(Page and application data records)
******************************

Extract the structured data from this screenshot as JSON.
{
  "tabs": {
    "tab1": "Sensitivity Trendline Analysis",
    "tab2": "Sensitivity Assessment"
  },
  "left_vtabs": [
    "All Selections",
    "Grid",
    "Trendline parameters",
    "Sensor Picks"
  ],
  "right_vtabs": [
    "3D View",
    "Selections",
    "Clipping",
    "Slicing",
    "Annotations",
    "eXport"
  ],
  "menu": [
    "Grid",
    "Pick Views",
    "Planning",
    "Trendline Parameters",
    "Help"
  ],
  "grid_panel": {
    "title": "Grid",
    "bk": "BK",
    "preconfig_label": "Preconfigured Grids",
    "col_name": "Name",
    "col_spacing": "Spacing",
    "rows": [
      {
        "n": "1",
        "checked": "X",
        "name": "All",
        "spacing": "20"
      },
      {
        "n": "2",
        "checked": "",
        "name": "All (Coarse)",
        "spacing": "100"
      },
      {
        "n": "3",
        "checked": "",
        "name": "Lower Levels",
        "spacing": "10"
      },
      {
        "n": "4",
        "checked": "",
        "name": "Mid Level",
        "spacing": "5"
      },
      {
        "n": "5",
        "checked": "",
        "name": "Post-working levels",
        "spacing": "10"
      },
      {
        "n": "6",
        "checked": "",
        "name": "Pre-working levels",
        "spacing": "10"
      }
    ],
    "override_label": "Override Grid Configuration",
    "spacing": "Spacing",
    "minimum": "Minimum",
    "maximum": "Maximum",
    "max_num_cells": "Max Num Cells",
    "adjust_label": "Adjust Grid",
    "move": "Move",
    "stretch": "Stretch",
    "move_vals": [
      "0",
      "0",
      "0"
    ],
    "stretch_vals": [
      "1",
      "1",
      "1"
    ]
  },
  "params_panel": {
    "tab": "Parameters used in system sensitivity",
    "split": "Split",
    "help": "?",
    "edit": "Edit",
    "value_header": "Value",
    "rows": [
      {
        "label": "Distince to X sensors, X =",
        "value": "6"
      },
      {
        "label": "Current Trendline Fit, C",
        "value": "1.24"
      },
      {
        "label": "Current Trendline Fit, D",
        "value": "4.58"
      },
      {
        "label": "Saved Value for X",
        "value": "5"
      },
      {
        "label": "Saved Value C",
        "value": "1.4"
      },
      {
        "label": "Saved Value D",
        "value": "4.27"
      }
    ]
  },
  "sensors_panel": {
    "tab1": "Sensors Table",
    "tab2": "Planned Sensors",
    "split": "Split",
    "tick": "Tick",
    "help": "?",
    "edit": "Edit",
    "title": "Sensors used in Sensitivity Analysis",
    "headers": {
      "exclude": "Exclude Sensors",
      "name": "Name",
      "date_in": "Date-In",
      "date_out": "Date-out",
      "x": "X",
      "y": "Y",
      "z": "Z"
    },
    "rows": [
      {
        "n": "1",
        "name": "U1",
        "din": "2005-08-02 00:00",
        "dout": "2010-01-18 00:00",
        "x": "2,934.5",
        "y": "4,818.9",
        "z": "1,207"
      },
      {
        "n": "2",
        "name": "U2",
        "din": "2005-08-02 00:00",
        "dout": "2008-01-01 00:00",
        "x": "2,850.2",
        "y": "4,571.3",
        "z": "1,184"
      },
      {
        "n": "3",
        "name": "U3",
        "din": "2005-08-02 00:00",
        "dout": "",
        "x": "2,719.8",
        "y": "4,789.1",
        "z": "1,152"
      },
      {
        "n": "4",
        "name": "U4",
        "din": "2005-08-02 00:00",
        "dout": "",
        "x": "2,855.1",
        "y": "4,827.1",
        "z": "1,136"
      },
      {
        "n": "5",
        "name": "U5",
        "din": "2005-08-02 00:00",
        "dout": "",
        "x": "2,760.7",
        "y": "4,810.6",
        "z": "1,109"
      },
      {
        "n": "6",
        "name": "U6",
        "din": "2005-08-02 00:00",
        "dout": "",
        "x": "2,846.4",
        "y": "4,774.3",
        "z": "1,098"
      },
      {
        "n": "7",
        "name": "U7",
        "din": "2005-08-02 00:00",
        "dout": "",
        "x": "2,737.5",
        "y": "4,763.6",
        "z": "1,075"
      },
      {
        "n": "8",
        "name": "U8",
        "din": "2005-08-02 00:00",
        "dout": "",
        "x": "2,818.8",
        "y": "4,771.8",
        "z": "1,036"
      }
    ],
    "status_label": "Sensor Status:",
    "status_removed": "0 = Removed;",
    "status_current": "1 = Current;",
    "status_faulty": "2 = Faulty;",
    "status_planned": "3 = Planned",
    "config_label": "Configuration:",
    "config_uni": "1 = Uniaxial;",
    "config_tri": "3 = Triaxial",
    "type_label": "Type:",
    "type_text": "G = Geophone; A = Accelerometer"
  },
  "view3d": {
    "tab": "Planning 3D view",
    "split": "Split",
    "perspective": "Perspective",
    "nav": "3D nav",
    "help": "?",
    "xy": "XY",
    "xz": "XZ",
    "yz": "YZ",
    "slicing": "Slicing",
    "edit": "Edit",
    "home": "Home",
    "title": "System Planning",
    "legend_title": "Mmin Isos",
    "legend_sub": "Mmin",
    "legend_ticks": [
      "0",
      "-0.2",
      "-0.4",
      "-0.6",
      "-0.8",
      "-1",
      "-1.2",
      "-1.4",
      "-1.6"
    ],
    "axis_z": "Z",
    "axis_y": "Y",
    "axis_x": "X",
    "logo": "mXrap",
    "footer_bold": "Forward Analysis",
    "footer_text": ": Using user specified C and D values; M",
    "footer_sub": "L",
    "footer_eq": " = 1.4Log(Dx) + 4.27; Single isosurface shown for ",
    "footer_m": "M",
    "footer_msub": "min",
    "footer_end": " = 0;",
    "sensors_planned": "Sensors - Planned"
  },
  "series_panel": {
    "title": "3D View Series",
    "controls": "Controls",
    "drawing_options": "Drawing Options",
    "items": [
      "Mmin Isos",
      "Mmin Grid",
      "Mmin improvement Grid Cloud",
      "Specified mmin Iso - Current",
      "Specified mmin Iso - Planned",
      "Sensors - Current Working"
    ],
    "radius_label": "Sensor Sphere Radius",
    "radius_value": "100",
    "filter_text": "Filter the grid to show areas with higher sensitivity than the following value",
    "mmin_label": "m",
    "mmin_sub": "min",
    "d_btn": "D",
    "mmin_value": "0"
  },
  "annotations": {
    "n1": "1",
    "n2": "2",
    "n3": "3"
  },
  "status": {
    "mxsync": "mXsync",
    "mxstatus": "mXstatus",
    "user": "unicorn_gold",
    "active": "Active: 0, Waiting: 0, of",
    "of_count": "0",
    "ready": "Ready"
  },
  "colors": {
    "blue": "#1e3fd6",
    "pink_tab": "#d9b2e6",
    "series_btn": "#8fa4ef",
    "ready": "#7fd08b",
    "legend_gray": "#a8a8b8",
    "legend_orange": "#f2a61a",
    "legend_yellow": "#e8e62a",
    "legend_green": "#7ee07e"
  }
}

******************************

» **Work instruction**
Every line above that holds "Planned" should be copied out.

» **Result of this task**
    "tab2": "Planned Sensors",
    "status_planned": "3 = Planned",
    "sensors_planned": "Sensors - Planned"
      "Specified mmin Iso - Planned",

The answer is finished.